== What to produce ==
Reproduce all of the items below, substituting "candidate-label" for every occurrence of "category-label" and leaving everything else unchanged. Omit the pictures.

----- Supplied material

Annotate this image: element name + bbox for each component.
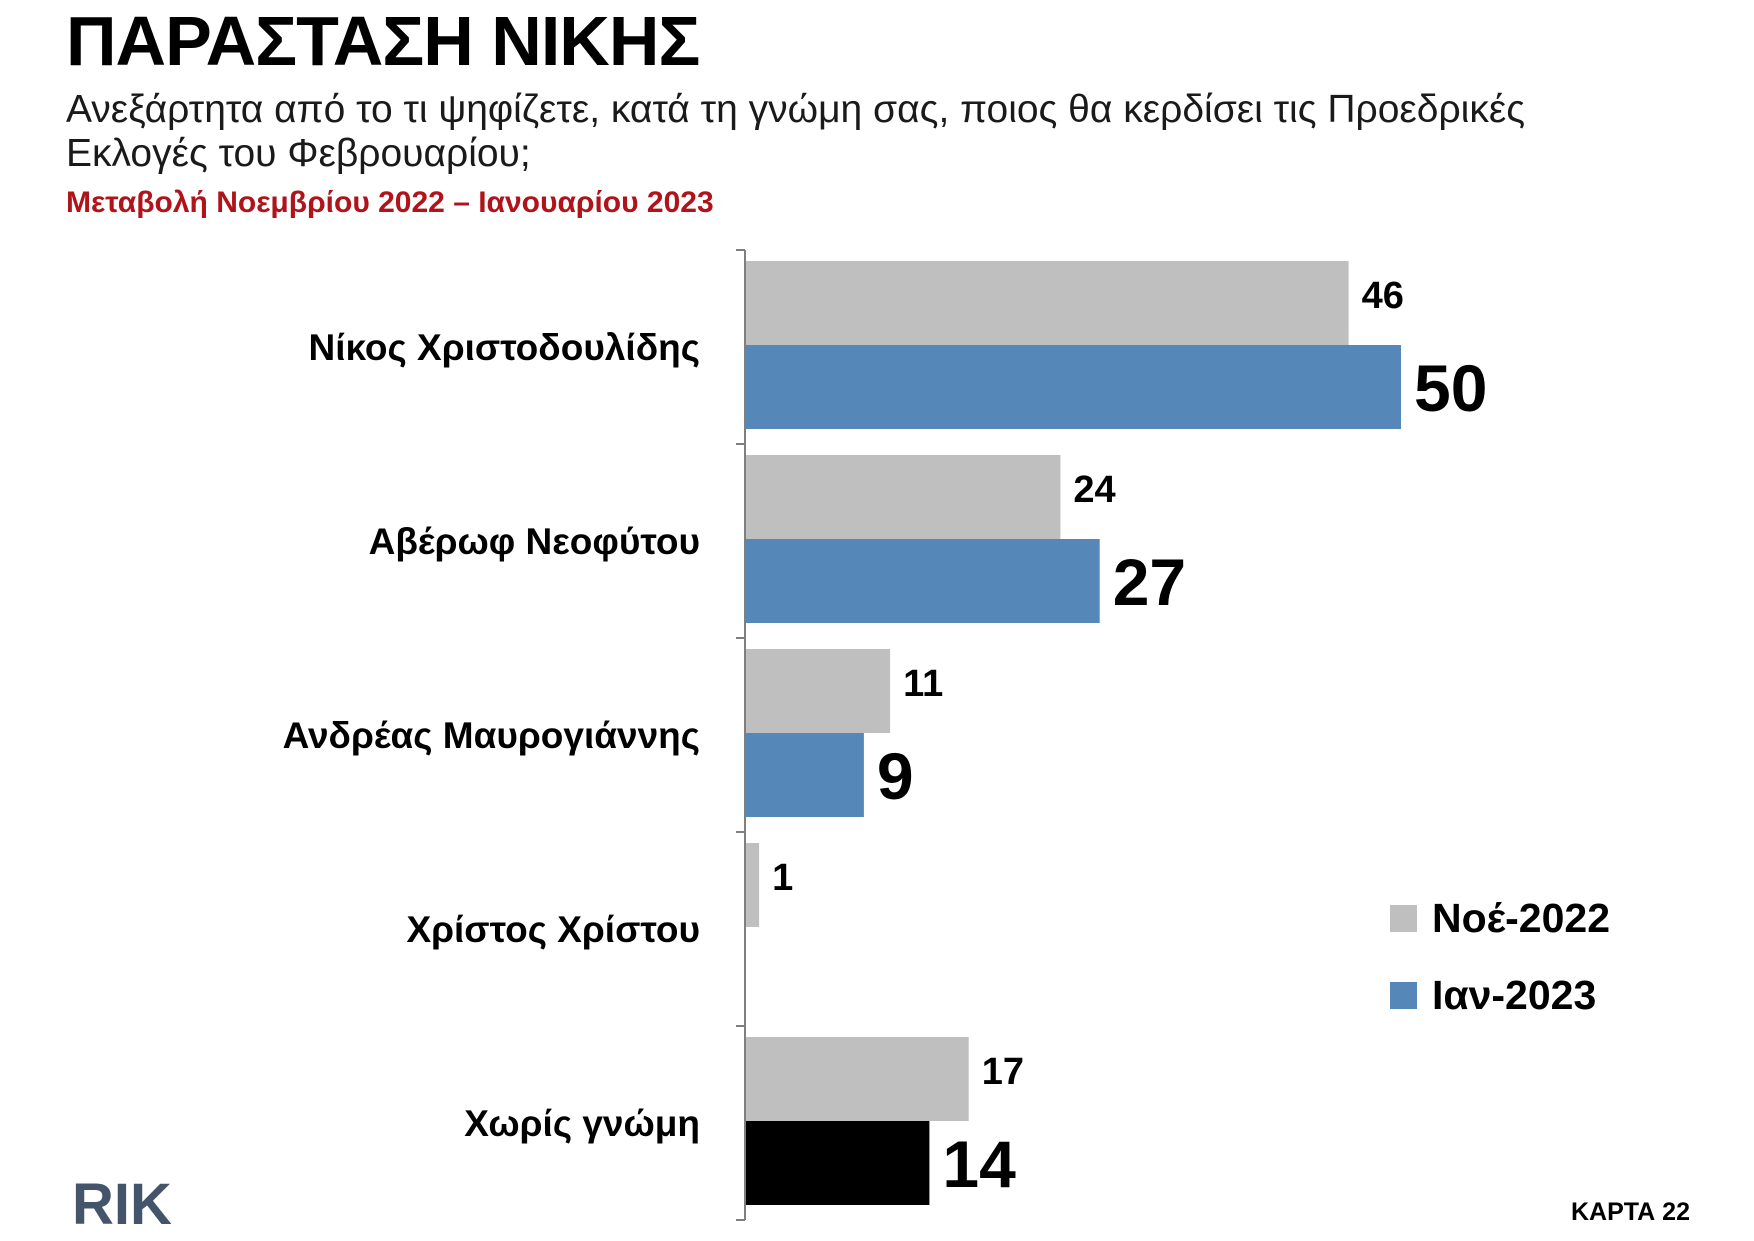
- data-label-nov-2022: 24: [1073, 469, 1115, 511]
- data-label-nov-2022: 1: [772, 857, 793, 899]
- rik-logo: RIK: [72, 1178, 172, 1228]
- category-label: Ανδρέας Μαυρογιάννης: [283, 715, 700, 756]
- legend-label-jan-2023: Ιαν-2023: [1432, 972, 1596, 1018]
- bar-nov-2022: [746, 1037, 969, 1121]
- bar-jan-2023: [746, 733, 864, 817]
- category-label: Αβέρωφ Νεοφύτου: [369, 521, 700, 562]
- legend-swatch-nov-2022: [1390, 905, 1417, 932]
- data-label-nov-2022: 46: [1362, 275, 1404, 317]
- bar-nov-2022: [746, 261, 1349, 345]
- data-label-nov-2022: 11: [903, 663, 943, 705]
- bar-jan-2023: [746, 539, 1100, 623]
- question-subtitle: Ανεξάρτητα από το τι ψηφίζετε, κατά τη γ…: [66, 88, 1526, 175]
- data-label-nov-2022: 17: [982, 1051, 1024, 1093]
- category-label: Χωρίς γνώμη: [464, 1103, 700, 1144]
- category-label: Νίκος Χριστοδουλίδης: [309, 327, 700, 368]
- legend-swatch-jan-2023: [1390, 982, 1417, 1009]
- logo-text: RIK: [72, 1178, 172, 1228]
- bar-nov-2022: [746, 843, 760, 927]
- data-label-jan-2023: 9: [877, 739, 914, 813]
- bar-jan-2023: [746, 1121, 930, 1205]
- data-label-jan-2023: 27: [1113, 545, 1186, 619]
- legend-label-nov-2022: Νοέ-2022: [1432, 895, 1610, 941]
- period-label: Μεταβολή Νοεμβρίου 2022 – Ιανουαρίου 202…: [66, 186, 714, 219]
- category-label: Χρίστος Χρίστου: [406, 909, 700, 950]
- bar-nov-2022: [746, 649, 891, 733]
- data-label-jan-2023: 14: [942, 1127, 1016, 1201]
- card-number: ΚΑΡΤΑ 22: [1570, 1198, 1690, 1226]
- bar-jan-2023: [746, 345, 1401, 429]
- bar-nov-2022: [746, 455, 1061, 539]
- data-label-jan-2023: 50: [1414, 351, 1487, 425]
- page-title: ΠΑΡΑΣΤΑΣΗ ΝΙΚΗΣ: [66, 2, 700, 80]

----------

== Response to this task ==
Annotate this image: element name + bbox for each component.
- data-label-nov-2022: 24: [1073, 469, 1115, 511]
- data-label-nov-2022: 1: [772, 857, 793, 899]
- rik-logo: RIK: [72, 1178, 172, 1228]
- candidate-label: Ανδρέας Μαυρογιάννης: [283, 715, 700, 756]
- legend-label-jan-2023: Ιαν-2023: [1432, 972, 1596, 1018]
- bar-nov-2022: [746, 1037, 969, 1121]
- bar-jan-2023: [746, 733, 864, 817]
- candidate-label: Αβέρωφ Νεοφύτου: [369, 521, 700, 562]
- legend-swatch-nov-2022: [1390, 905, 1417, 932]
- data-label-nov-2022: 46: [1362, 275, 1404, 317]
- bar-nov-2022: [746, 261, 1349, 345]
- data-label-nov-2022: 11: [903, 663, 943, 705]
- bar-jan-2023: [746, 539, 1100, 623]
- question-subtitle: Ανεξάρτητα από το τι ψηφίζετε, κατά τη γ…: [66, 88, 1526, 175]
- data-label-nov-2022: 17: [982, 1051, 1024, 1093]
- candidate-label: Χωρίς γνώμη: [464, 1103, 700, 1144]
- candidate-label: Νίκος Χριστοδουλίδης: [309, 327, 700, 368]
- legend-swatch-jan-2023: [1390, 982, 1417, 1009]
- logo-text: RIK: [72, 1178, 172, 1228]
- bar-nov-2022: [746, 843, 760, 927]
- data-label-jan-2023: 9: [877, 739, 914, 813]
- bar-jan-2023: [746, 1121, 930, 1205]
- data-label-jan-2023: 27: [1113, 545, 1186, 619]
- legend-label-nov-2022: Νοέ-2022: [1432, 895, 1610, 941]
- period-label: Μεταβολή Νοεμβρίου 2022 – Ιανουαρίου 202…: [66, 186, 714, 219]
- candidate-label: Χρίστος Χρίστου: [406, 909, 700, 950]
- bar-nov-2022: [746, 649, 891, 733]
- data-label-jan-2023: 14: [942, 1127, 1016, 1201]
- card-number: ΚΑΡΤΑ 22: [1570, 1198, 1690, 1226]
- bar-jan-2023: [746, 345, 1401, 429]
- bar-nov-2022: [746, 455, 1061, 539]
- data-label-jan-2023: 50: [1414, 351, 1487, 425]
- page-title: ΠΑΡΑΣΤΑΣΗ ΝΙΚΗΣ: [66, 2, 700, 80]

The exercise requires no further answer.